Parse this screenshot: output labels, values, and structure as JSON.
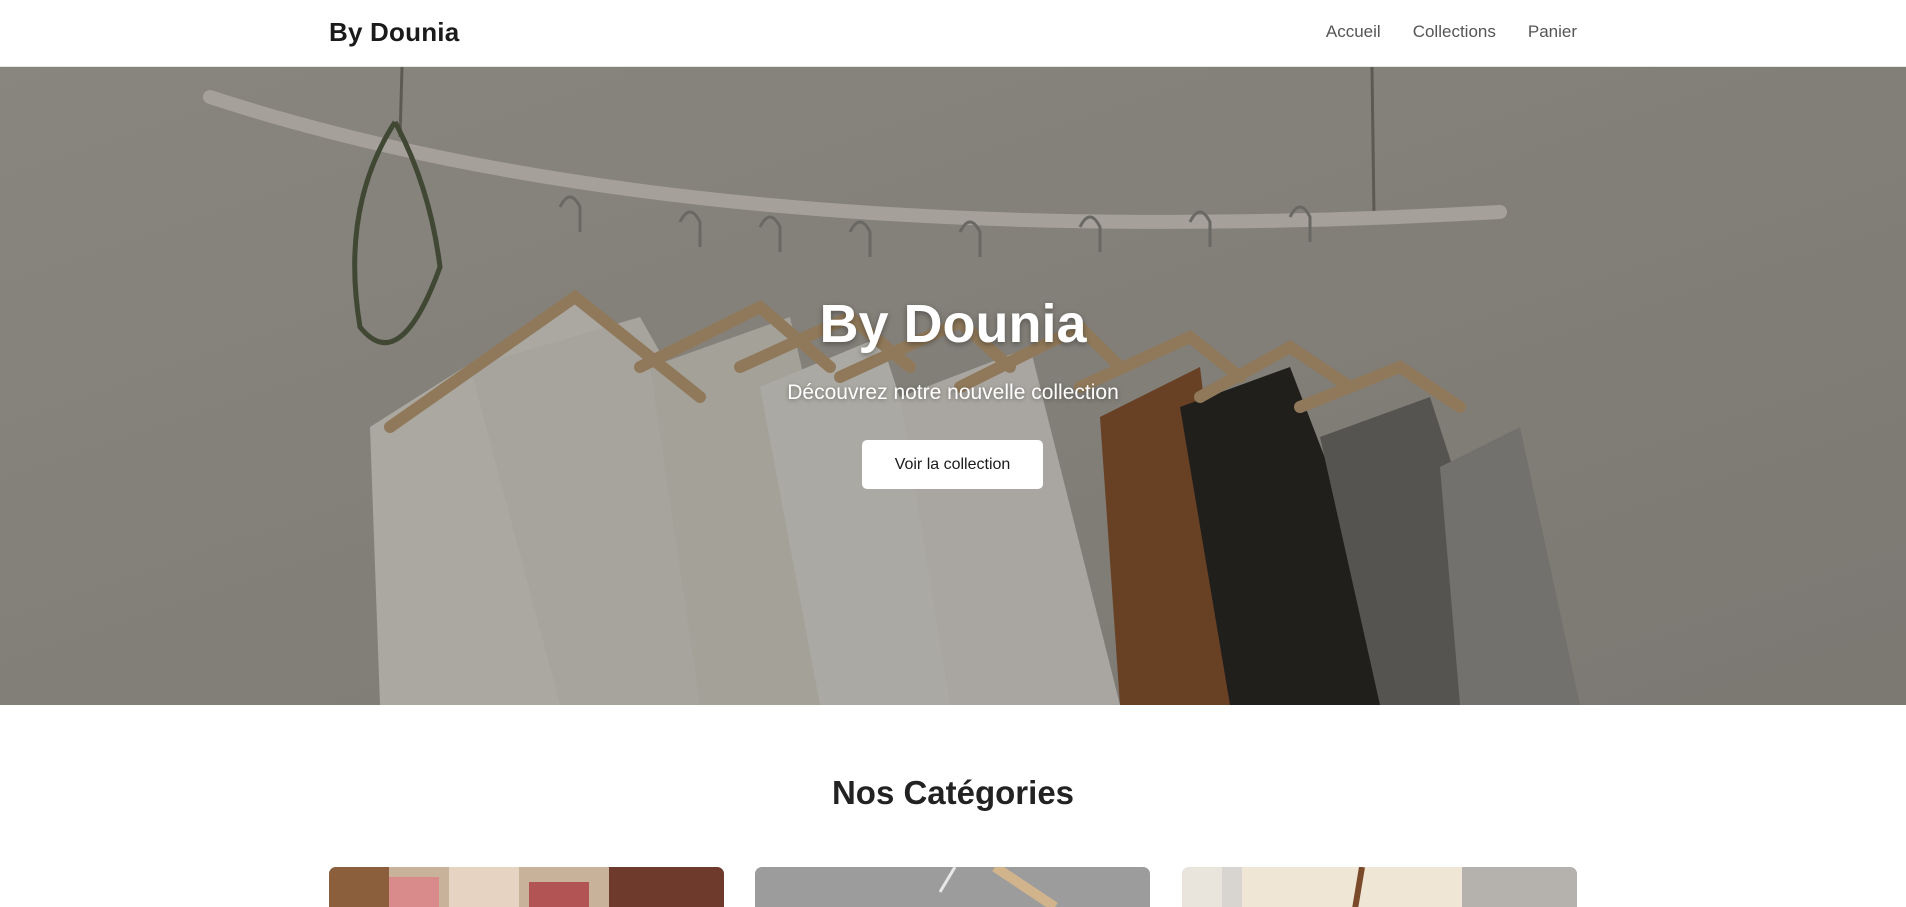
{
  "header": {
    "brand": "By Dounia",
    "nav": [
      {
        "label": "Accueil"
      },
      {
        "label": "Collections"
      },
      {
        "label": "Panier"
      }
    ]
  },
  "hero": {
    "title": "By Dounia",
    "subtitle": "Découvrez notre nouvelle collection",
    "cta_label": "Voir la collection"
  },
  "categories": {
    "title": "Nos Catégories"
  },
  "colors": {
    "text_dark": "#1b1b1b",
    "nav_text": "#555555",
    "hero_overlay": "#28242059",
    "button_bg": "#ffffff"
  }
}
##############################
### The task
In this exercise, set down all of the data exactly, without the pictures.

### Reply to the task
Parse this screenshot: output labels, values, and structure as JSON.
{
  "header": {
    "brand": "By Dounia",
    "nav": [
      {
        "label": "Accueil"
      },
      {
        "label": "Collections"
      },
      {
        "label": "Panier"
      }
    ]
  },
  "hero": {
    "title": "By Dounia",
    "subtitle": "Découvrez notre nouvelle collection",
    "cta_label": "Voir la collection"
  },
  "categories": {
    "title": "Nos Catégories"
  },
  "colors": {
    "text_dark": "#1b1b1b",
    "nav_text": "#555555",
    "hero_overlay": "#28242059",
    "button_bg": "#ffffff"
  }
}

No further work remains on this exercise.